| TASK OBJECTIVE |
Locate each line of the material that contains "sang", then return it.

| SOURCE RECORDS |
= = = =

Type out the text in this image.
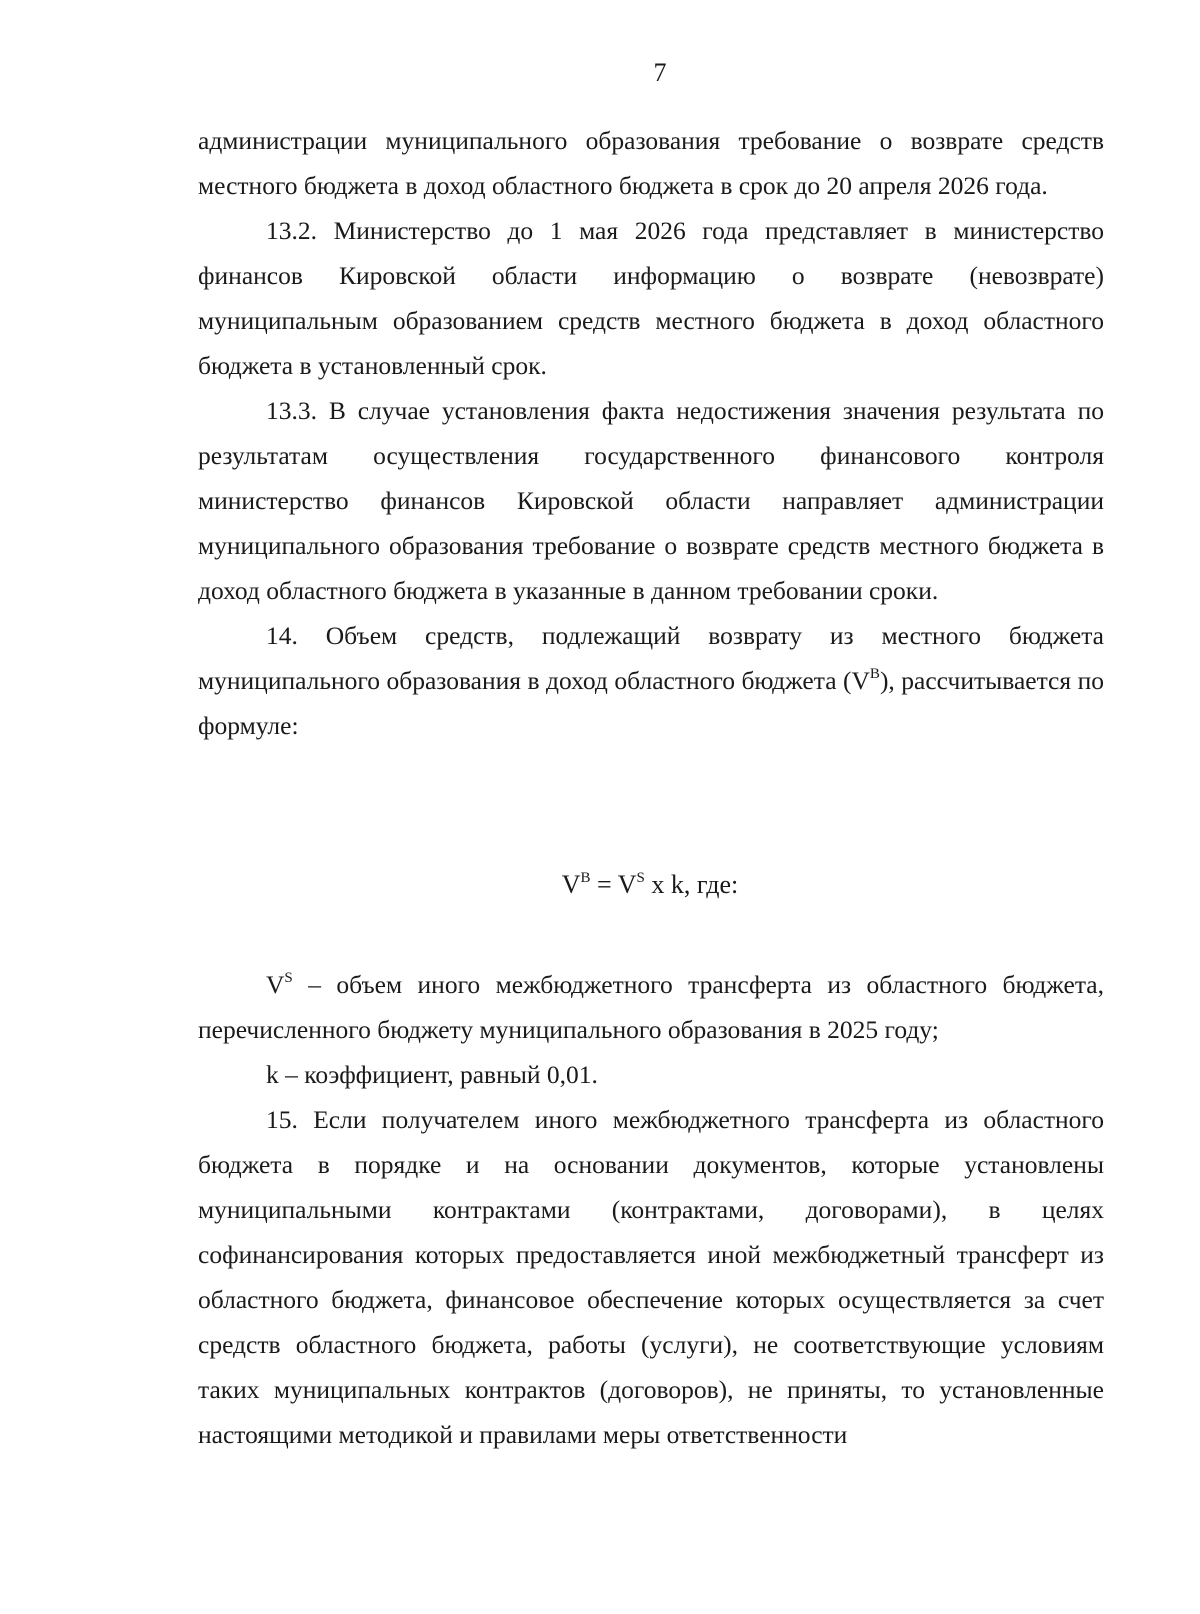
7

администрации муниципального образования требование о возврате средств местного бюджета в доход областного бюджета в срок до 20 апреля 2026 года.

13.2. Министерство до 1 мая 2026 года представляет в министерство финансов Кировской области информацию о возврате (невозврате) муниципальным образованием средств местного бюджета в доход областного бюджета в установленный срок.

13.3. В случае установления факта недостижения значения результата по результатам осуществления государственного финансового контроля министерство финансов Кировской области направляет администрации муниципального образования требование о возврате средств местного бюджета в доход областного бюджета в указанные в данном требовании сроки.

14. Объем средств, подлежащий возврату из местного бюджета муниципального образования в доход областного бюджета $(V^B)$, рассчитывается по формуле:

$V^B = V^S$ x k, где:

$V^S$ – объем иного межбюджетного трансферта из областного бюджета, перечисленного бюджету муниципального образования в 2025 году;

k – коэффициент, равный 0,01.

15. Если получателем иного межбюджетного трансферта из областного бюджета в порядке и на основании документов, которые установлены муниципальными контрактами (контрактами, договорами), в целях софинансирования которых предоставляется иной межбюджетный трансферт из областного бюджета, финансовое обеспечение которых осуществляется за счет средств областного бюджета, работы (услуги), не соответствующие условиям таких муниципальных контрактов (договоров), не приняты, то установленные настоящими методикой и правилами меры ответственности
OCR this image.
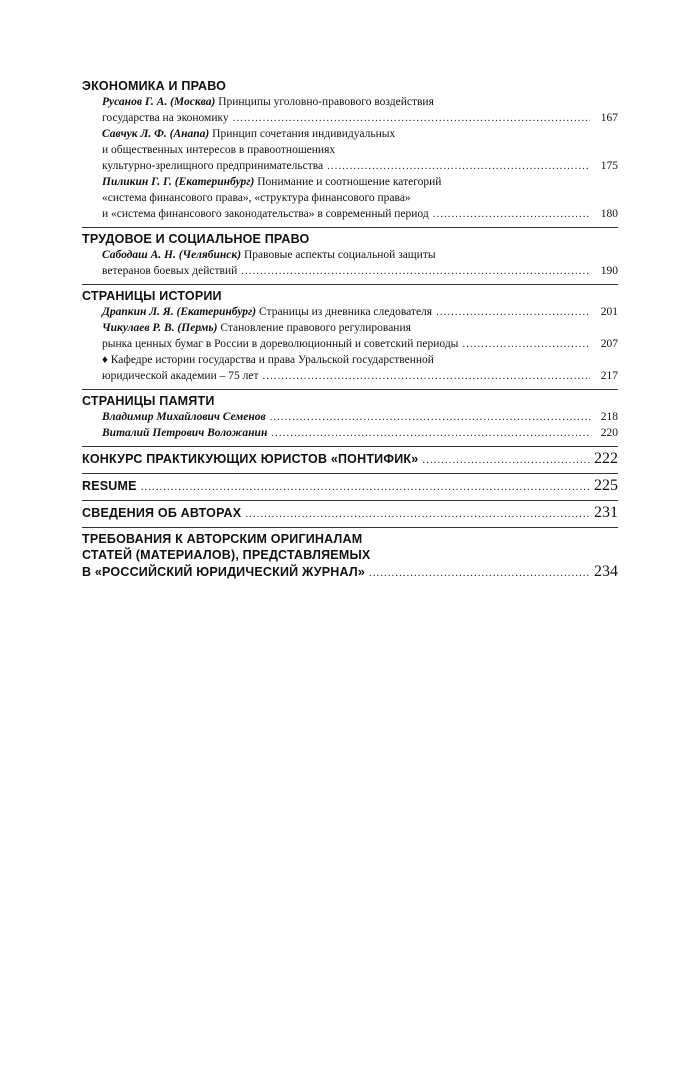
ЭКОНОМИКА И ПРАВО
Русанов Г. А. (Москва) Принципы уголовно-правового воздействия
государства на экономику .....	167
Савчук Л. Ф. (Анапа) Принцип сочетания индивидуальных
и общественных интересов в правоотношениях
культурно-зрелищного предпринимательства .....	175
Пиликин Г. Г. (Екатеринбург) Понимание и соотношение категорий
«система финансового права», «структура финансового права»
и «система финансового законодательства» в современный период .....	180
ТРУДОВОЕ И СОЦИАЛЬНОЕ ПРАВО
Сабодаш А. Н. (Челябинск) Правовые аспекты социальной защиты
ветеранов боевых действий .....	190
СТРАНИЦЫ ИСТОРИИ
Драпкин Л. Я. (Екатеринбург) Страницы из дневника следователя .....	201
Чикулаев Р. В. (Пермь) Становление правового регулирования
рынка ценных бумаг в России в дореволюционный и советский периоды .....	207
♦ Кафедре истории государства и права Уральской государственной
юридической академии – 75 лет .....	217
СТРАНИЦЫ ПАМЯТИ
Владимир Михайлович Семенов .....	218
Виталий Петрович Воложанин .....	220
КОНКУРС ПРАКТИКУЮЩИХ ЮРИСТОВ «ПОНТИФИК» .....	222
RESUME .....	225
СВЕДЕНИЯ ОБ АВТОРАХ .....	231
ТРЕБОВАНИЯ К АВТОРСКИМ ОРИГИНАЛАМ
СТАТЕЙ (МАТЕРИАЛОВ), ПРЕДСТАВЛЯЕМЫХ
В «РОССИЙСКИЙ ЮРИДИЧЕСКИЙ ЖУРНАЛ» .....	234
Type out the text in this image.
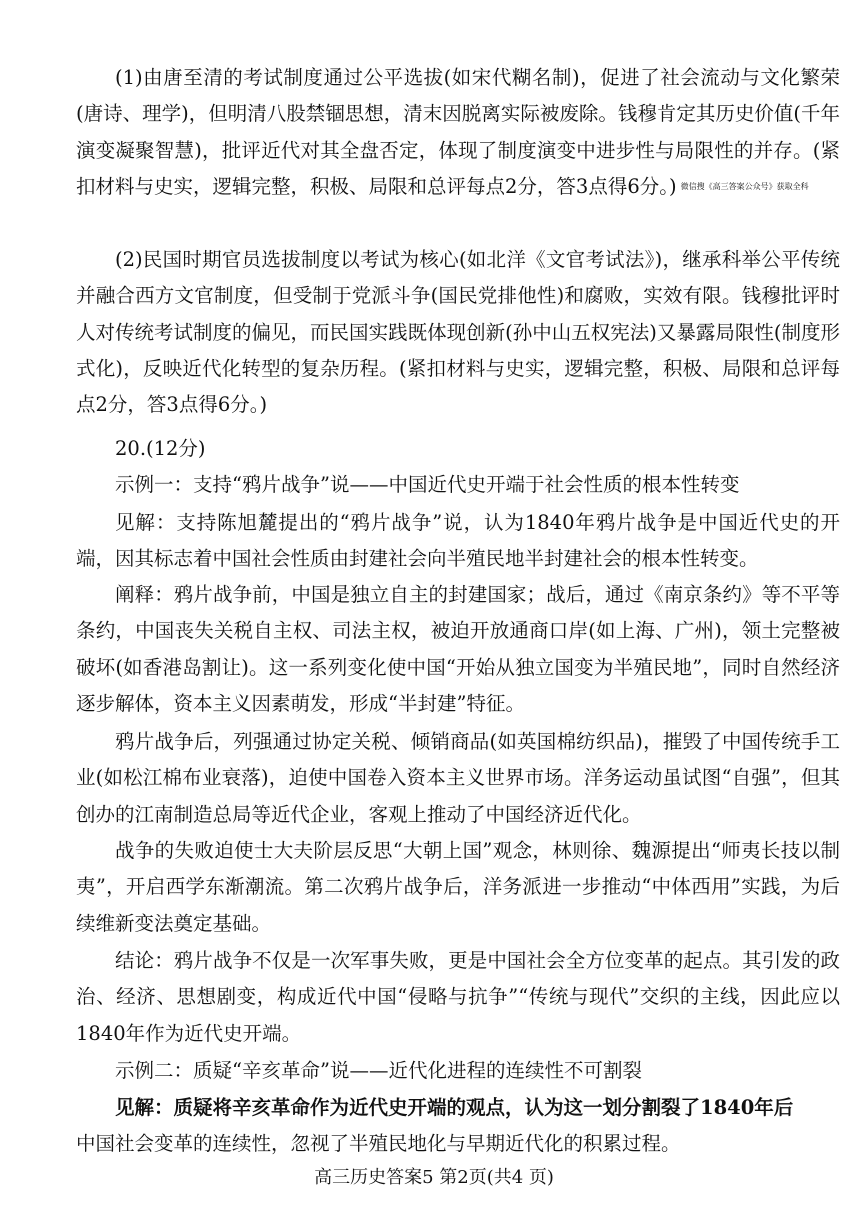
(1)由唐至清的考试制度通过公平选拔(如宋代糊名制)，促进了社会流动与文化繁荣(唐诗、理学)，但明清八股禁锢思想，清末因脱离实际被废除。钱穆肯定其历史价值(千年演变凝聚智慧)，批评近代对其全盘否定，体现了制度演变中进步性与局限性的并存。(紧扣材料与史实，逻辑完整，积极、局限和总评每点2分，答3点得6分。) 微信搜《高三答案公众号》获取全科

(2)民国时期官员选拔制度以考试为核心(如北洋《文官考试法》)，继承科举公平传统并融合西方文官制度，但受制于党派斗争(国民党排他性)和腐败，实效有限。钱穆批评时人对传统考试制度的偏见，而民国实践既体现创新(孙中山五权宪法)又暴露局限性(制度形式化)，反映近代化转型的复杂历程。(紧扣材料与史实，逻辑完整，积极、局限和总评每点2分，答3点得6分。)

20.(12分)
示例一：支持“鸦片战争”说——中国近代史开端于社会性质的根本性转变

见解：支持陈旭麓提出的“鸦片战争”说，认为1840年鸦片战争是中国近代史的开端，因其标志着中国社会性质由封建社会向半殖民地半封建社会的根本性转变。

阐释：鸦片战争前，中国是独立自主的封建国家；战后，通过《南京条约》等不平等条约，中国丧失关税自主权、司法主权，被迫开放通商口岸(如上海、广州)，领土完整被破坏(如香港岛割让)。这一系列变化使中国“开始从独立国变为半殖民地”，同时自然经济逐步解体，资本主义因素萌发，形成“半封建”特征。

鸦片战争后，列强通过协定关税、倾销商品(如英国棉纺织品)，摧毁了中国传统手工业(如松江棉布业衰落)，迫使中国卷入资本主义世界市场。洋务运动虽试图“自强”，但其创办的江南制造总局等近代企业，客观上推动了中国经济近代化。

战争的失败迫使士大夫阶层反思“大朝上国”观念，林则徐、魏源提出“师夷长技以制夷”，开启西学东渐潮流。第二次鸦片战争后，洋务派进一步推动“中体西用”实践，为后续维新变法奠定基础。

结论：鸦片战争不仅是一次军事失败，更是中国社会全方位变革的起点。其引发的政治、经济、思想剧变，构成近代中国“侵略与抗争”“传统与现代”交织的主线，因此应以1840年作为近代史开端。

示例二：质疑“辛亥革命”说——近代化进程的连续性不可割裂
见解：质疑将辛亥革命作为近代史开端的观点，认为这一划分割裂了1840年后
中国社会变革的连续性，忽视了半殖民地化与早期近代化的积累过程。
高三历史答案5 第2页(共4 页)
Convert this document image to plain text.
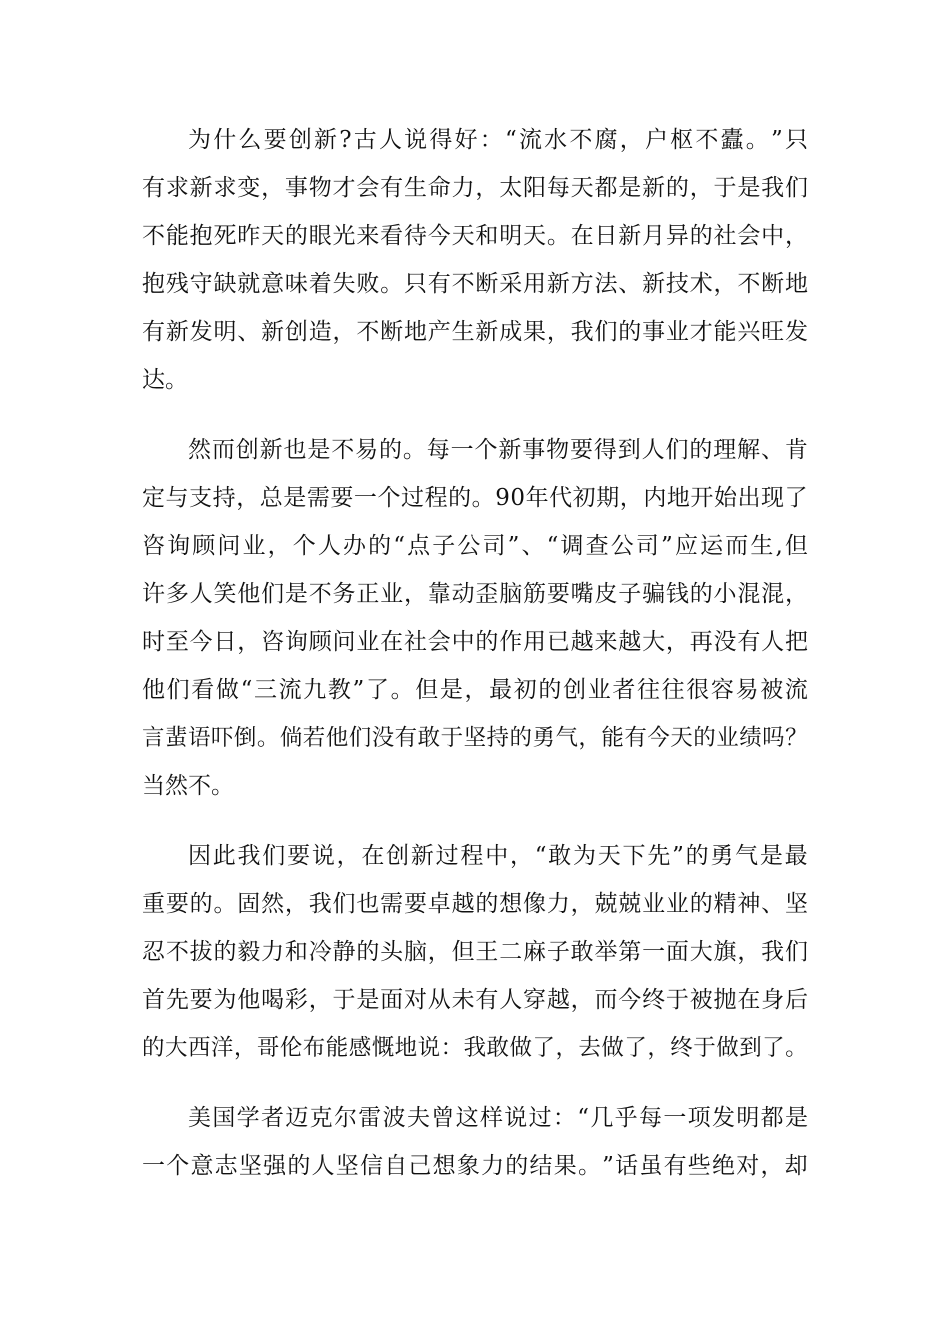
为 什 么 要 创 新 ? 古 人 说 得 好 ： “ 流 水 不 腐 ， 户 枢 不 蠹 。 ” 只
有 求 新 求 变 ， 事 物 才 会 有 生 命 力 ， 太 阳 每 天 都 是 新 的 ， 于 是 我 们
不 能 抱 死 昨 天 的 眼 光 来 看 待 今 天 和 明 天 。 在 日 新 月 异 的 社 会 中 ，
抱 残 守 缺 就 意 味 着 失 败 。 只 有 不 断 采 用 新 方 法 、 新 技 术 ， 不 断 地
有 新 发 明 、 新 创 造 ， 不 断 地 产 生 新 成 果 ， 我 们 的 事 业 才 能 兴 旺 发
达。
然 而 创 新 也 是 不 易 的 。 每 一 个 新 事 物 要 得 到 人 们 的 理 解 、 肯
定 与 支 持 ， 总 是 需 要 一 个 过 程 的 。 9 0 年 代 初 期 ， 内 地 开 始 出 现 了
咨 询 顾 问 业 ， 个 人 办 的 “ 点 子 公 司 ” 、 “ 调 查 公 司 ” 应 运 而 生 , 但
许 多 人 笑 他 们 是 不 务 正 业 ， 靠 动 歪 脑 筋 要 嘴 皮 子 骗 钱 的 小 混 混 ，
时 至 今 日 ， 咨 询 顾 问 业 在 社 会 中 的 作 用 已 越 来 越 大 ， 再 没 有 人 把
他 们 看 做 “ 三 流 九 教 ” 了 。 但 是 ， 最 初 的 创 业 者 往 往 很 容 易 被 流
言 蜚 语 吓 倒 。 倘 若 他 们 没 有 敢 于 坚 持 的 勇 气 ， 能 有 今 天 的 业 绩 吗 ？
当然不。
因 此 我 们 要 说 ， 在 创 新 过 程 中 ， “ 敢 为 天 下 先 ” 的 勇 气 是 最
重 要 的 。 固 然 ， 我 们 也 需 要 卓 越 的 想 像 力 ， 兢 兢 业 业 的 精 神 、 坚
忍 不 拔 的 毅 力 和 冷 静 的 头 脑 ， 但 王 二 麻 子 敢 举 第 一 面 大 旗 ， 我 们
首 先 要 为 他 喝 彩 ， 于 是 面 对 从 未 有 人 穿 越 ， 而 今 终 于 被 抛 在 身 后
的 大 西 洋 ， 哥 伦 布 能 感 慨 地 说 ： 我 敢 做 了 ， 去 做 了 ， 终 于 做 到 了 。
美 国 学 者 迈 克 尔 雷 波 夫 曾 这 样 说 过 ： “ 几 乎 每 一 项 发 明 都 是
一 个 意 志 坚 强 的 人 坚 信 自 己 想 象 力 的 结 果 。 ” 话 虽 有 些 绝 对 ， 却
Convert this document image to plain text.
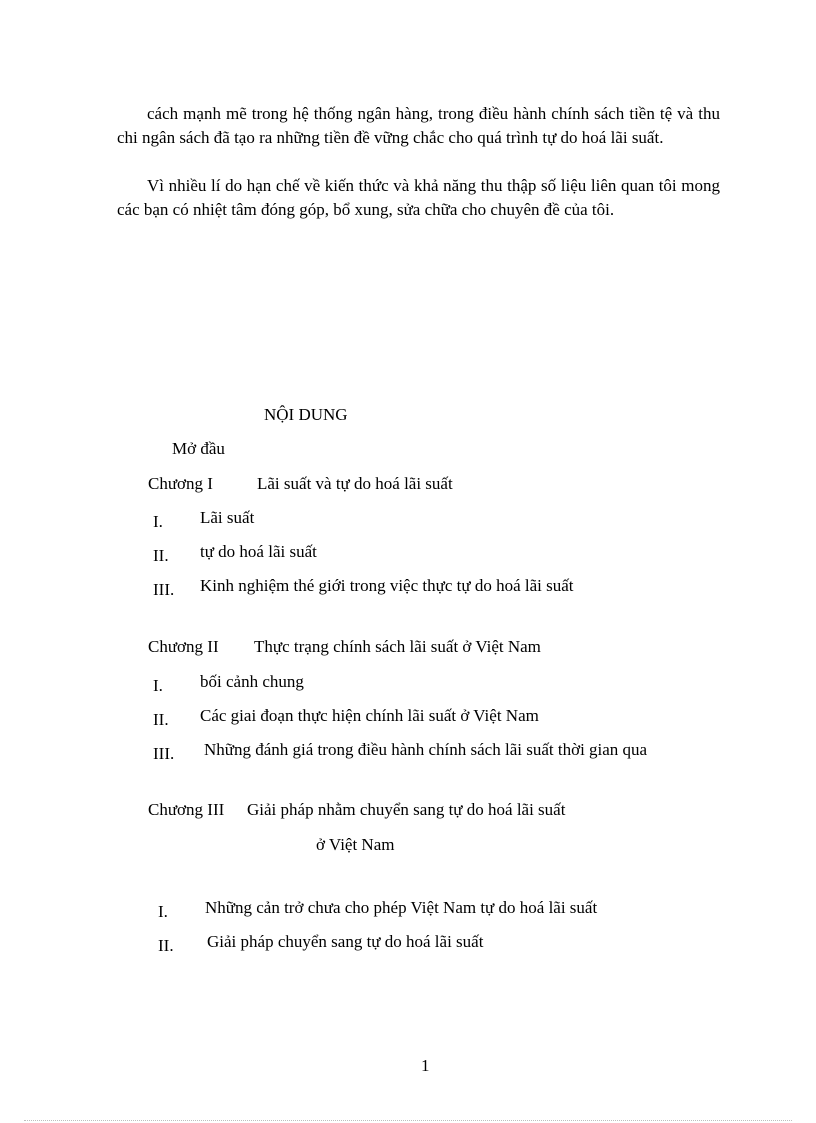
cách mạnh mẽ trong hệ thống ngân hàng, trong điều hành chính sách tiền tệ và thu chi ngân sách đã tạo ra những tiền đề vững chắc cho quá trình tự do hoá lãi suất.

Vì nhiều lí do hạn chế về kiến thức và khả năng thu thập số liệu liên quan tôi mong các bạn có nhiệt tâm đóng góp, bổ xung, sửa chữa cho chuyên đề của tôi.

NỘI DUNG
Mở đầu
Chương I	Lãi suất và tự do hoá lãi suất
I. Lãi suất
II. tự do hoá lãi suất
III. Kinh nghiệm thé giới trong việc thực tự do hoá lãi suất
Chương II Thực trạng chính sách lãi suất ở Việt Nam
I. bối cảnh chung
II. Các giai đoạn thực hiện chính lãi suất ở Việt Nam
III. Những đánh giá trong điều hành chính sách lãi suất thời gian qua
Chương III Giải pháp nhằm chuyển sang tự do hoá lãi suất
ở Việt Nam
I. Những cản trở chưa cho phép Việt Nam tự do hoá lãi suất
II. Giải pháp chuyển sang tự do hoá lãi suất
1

= = = =

| TASK RESPONSE |
Chương III Giải pháp nhằm chuyển sang tự do hoá lãi suất
II. Giải pháp chuyển sang tự do hoá lãi suất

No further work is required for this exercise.